Supplied records:
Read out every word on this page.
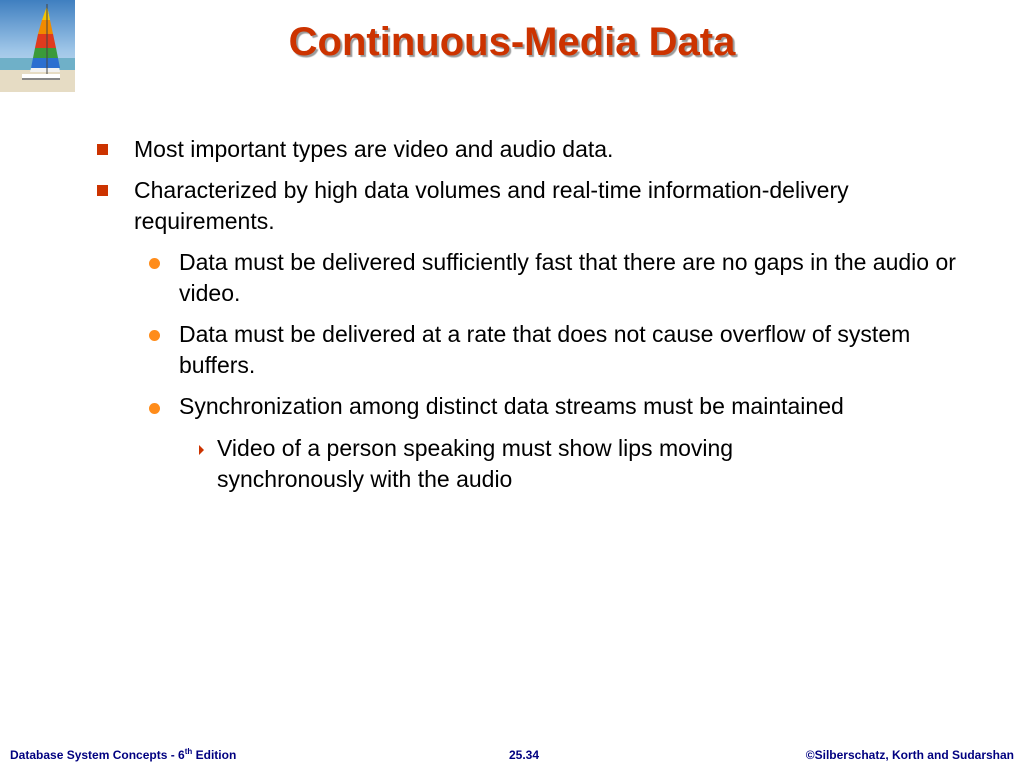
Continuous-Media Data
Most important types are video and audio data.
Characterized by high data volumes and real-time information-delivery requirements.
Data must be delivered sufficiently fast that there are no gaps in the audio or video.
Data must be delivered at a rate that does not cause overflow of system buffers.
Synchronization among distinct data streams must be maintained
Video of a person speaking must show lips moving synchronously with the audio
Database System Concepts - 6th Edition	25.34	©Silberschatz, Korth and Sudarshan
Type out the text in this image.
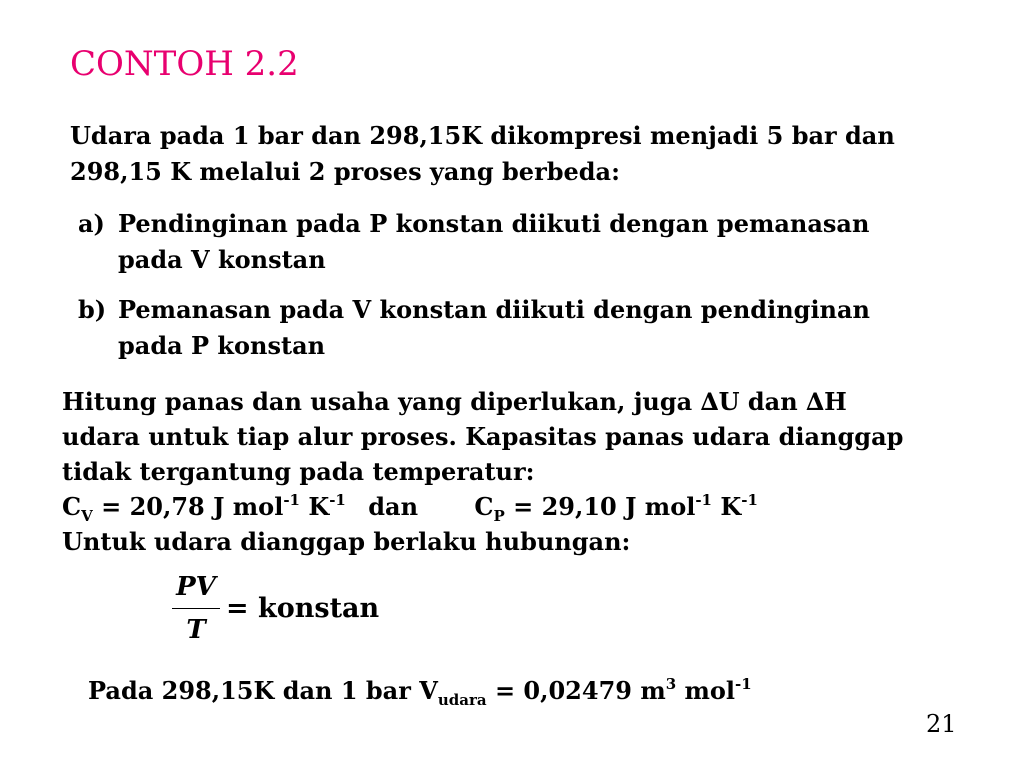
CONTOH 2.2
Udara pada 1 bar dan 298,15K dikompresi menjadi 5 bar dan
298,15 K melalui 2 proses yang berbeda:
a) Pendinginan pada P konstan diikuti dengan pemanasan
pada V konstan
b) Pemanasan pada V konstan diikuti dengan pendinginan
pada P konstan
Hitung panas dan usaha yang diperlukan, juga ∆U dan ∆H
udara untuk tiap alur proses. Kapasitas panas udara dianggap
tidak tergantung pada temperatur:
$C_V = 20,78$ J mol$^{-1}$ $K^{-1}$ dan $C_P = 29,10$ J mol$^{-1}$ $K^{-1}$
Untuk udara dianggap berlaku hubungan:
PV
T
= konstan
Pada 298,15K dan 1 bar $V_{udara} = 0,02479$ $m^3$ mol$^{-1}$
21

Exercise task: Write out the material above again, word for word, minus its pictures.

Full output:
Read out every word on this page.
Continuous-Media Data
Most important types are video and audio data.
Characterized by high data volumes and real-time information-delivery requirements.
Data must be delivered sufficiently fast that there are no gaps in the audio or video.
Data must be delivered at a rate that does not cause overflow of system buffers.
Synchronization among distinct data streams must be maintained
Video of a person speaking must show lips moving synchronously with the audio
Database System Concepts - 6th Edition	25.34	©Silberschatz, Korth and Sudarshan
Type out the text in this image.
CONTOH 2.2
Udara pada 1 bar dan 298,15K dikompresi menjadi 5 bar dan
298,15 K melalui 2 proses yang berbeda:
a) Pendinginan pada P konstan diikuti dengan pemanasan
pada V konstan
b) Pemanasan pada V konstan diikuti dengan pendinginan
pada P konstan
Hitung panas dan usaha yang diperlukan, juga ∆U dan ∆H
udara untuk tiap alur proses. Kapasitas panas udara dianggap
tidak tergantung pada temperatur:
$C_V = 20,78$ J mol$^{-1}$ $K^{-1}$ dan $C_P = 29,10$ J mol$^{-1}$ $K^{-1}$
Untuk udara dianggap berlaku hubungan:
PV
T
= konstan
Pada 298,15K dan 1 bar $V_{udara} = 0,02479$ $m^3$ mol$^{-1}$
21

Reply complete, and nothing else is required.